-- Exercise prompt --
For the material that follows, list every line containing the word "title".

* start Input *

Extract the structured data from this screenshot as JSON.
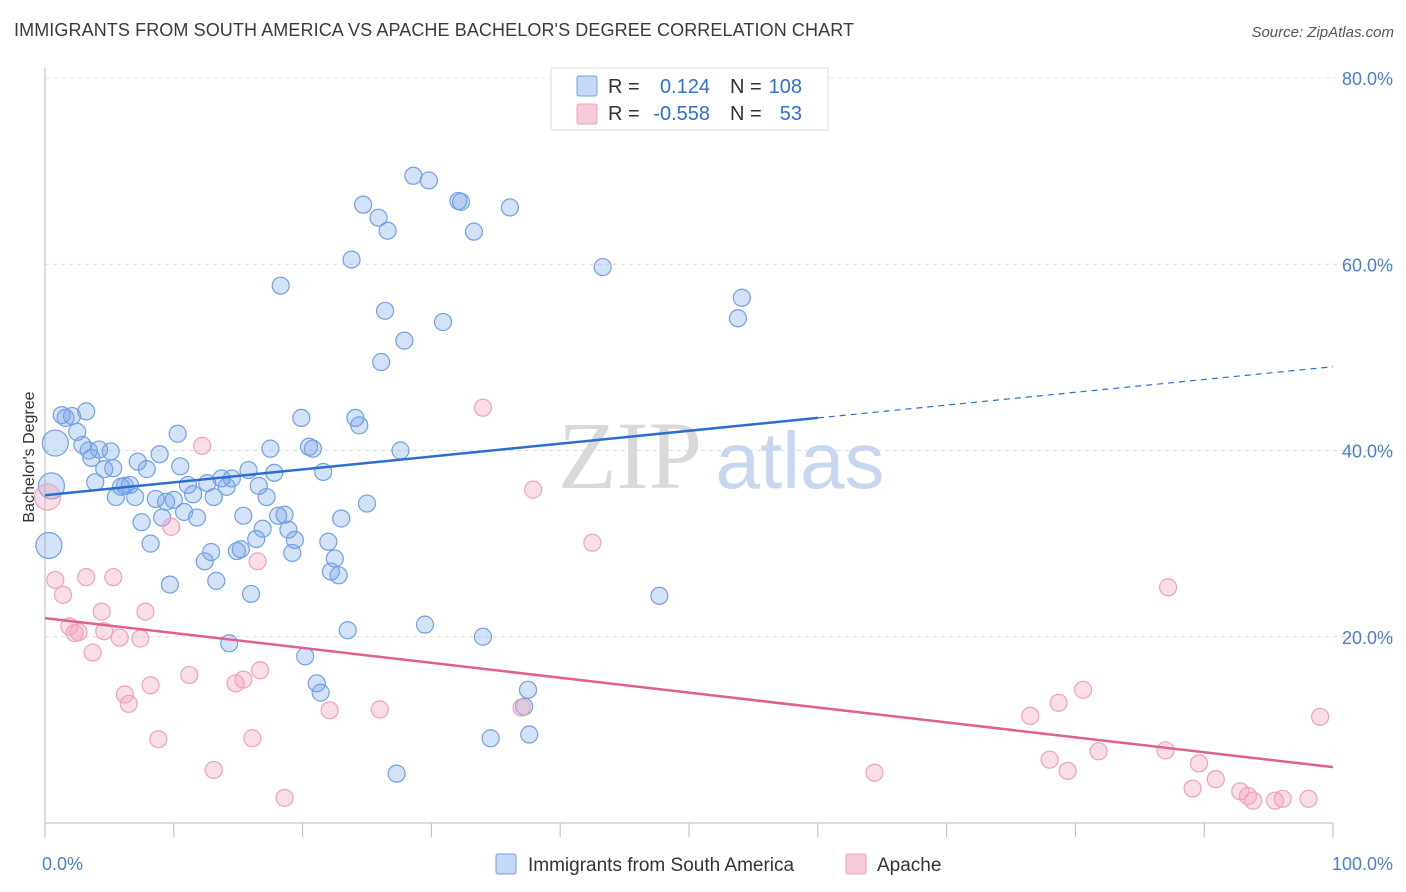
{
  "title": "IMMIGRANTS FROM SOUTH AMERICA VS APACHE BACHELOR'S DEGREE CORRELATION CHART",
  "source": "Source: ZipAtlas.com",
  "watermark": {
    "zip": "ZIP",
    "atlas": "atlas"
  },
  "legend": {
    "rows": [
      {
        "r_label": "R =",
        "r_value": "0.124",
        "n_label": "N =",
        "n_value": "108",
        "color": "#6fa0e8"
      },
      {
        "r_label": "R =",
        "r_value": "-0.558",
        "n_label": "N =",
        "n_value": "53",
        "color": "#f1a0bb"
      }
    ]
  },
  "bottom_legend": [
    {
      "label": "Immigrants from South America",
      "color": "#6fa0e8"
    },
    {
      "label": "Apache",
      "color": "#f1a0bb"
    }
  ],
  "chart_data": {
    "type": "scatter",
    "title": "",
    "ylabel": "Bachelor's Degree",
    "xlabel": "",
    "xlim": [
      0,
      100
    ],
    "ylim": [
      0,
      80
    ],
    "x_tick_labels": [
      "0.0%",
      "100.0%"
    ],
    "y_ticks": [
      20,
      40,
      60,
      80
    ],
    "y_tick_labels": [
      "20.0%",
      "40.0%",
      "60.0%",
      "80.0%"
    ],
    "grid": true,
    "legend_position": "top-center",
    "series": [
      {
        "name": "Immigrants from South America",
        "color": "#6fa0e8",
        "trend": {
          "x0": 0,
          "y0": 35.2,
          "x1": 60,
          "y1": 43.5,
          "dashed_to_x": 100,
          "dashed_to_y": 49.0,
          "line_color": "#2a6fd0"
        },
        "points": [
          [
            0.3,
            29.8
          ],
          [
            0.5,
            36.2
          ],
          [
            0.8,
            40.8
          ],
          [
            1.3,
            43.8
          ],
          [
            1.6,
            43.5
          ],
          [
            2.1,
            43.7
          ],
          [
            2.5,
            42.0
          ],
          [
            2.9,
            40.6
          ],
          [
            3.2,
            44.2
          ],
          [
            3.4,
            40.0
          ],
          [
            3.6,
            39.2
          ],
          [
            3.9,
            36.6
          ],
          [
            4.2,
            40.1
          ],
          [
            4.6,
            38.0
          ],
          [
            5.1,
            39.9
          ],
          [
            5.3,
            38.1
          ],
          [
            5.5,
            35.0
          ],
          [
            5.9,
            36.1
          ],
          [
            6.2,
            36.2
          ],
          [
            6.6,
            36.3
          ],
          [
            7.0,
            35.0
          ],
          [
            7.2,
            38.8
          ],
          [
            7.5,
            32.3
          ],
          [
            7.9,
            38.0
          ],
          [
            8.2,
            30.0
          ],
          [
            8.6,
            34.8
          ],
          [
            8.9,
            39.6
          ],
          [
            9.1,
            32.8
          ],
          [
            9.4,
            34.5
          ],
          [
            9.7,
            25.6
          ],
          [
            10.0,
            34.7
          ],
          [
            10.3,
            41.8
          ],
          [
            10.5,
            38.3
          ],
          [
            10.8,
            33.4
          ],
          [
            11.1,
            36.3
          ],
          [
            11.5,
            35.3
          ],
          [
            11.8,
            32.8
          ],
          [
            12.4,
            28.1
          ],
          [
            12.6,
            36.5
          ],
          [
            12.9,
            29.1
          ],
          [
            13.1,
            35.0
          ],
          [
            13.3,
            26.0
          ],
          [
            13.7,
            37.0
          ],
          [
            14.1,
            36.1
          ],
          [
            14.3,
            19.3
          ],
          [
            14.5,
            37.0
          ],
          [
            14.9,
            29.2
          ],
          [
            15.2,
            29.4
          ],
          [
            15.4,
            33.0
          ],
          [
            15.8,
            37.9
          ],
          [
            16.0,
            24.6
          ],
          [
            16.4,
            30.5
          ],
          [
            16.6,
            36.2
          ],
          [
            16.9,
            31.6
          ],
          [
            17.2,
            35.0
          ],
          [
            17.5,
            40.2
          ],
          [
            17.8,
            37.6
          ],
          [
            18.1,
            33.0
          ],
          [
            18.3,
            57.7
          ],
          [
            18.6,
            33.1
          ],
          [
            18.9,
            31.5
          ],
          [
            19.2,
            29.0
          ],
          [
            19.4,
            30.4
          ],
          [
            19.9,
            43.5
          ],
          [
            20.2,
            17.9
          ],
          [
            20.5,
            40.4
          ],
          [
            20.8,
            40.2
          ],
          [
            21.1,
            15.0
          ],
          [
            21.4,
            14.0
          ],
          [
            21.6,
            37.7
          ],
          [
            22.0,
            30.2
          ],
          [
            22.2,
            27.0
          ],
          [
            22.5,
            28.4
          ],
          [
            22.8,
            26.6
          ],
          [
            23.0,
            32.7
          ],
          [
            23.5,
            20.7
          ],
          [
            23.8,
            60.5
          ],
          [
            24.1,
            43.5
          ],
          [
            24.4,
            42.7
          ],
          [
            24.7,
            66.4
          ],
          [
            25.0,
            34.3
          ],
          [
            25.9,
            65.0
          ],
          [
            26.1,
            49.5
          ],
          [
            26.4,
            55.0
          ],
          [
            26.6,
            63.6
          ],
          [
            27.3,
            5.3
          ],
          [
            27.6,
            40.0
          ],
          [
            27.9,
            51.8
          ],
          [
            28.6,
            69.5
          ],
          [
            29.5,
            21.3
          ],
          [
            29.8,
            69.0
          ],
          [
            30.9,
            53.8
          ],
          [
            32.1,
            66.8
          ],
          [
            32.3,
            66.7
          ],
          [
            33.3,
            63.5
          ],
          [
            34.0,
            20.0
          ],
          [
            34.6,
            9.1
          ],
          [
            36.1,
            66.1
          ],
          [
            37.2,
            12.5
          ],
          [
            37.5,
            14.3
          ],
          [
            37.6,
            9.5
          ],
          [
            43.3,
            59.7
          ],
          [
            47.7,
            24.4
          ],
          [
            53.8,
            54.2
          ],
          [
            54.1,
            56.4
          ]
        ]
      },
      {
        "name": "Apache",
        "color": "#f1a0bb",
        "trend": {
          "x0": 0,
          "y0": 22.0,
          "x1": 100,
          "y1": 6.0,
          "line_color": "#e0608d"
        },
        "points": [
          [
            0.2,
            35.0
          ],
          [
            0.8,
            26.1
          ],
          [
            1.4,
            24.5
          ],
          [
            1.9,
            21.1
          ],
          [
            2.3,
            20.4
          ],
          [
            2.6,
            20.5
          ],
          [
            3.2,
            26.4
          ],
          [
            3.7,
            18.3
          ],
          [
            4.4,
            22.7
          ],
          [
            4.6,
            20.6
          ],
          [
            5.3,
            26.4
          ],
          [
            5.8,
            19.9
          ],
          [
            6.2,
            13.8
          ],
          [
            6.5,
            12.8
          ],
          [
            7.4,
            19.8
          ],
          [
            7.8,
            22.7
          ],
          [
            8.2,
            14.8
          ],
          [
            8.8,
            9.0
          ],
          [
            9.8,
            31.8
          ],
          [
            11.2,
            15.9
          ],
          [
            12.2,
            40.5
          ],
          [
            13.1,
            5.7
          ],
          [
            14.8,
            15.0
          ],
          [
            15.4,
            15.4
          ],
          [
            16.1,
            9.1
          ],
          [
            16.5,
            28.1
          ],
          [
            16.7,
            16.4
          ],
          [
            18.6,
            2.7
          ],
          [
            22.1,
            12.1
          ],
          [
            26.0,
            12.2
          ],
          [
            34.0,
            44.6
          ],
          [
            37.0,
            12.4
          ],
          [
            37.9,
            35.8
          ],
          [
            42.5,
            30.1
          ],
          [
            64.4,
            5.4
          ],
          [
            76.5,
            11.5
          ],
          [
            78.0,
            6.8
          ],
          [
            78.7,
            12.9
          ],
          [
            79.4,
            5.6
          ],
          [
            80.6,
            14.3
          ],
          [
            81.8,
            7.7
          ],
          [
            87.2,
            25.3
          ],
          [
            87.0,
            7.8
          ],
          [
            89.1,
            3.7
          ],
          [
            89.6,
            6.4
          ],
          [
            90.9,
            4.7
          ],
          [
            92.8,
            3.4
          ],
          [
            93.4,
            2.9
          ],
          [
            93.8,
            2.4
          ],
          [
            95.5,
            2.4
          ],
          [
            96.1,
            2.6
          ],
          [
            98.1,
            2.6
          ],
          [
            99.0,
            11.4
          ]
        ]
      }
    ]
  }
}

* end Input *

-- Correct answer --
  "title": "IMMIGRANTS FROM SOUTH AMERICA VS APACHE BACHELOR'S DEGREE CORRELATION CHART",
    "title": "",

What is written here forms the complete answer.